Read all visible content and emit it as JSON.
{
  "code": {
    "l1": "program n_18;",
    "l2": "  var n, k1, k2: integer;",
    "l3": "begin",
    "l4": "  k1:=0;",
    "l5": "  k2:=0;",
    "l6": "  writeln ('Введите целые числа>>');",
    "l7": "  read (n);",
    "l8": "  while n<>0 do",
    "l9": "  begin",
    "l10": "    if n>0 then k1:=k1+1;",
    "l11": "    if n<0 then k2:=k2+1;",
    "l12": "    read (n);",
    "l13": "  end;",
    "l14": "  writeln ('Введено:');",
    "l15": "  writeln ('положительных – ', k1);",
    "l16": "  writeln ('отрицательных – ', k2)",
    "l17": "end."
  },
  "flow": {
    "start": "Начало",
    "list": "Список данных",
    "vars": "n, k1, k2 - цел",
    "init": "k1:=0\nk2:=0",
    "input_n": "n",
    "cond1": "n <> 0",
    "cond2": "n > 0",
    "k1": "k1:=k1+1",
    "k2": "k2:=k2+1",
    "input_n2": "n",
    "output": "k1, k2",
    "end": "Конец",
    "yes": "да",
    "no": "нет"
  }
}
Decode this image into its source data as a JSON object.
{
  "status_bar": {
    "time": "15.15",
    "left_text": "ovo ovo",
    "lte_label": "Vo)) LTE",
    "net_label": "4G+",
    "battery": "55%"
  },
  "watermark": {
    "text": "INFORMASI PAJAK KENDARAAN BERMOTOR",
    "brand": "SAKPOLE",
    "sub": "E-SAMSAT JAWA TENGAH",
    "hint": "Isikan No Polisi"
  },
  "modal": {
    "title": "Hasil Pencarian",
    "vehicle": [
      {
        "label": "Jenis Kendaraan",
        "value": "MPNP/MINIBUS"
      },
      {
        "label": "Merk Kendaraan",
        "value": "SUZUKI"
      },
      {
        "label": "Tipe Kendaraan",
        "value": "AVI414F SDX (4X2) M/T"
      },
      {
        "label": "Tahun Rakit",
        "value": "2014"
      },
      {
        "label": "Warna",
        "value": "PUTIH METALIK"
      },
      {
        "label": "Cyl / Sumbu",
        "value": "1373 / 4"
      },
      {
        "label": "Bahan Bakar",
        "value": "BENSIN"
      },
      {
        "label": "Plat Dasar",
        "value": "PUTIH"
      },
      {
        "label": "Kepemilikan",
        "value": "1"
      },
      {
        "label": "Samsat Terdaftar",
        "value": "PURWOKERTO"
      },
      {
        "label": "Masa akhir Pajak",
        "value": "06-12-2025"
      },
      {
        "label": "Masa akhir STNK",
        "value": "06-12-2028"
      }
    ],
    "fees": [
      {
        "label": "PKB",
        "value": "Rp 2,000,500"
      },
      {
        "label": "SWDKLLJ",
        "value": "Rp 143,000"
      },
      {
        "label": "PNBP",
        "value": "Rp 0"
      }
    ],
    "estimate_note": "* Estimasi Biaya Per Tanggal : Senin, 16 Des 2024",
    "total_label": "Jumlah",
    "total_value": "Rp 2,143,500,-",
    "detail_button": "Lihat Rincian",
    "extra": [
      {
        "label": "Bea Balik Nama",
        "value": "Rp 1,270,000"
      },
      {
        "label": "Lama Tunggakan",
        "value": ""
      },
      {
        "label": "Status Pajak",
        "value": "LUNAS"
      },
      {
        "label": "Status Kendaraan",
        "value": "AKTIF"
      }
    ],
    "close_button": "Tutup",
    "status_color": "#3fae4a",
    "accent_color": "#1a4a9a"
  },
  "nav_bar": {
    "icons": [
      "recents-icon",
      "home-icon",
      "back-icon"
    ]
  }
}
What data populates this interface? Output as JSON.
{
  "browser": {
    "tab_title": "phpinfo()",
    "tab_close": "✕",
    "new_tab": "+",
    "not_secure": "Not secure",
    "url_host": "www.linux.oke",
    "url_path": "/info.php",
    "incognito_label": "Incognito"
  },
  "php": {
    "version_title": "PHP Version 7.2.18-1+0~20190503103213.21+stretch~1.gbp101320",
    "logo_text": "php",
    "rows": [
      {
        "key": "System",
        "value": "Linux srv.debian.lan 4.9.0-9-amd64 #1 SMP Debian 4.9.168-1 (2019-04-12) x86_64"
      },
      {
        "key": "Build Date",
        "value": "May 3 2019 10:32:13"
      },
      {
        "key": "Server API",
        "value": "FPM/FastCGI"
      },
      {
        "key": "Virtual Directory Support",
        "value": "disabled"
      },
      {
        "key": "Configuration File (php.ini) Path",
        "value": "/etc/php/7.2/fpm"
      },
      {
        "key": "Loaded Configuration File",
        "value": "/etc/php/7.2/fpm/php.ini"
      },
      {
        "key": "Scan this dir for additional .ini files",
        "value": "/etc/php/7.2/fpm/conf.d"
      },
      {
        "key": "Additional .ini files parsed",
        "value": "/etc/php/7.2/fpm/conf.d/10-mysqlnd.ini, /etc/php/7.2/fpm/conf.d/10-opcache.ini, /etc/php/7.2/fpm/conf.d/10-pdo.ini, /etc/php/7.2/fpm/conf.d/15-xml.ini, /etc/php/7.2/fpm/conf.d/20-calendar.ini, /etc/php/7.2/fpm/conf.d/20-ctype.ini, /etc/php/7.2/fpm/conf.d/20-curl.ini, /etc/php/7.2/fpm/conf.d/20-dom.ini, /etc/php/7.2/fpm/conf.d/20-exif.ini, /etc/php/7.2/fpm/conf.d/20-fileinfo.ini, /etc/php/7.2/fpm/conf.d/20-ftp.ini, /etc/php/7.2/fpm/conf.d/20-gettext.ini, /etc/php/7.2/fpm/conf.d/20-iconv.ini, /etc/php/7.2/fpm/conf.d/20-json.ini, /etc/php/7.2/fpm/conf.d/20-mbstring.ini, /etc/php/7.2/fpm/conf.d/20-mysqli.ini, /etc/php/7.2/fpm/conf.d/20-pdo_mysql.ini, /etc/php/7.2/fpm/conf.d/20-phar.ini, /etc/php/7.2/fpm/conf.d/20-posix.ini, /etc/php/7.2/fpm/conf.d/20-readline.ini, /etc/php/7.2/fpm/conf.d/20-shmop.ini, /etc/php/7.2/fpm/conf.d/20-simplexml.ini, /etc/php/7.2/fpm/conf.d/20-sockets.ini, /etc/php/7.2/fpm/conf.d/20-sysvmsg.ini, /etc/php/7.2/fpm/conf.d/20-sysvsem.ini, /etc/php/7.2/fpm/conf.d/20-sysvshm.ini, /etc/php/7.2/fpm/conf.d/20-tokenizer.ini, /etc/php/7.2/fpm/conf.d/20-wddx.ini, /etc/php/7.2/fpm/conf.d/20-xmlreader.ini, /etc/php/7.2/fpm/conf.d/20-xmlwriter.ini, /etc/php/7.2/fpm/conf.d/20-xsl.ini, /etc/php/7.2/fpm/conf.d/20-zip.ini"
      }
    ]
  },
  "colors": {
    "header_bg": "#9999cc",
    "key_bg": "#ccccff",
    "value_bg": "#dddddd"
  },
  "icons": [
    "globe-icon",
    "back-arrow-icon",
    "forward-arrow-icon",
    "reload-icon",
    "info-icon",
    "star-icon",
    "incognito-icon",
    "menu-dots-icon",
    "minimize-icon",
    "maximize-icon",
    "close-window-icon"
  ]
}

---+---

Pull out every line of the entries that includes the word "files".

* [Solution to this exercise]
        "key": "Scan this dir for additional .ini files",
        "key": "Additional .ini files parsed",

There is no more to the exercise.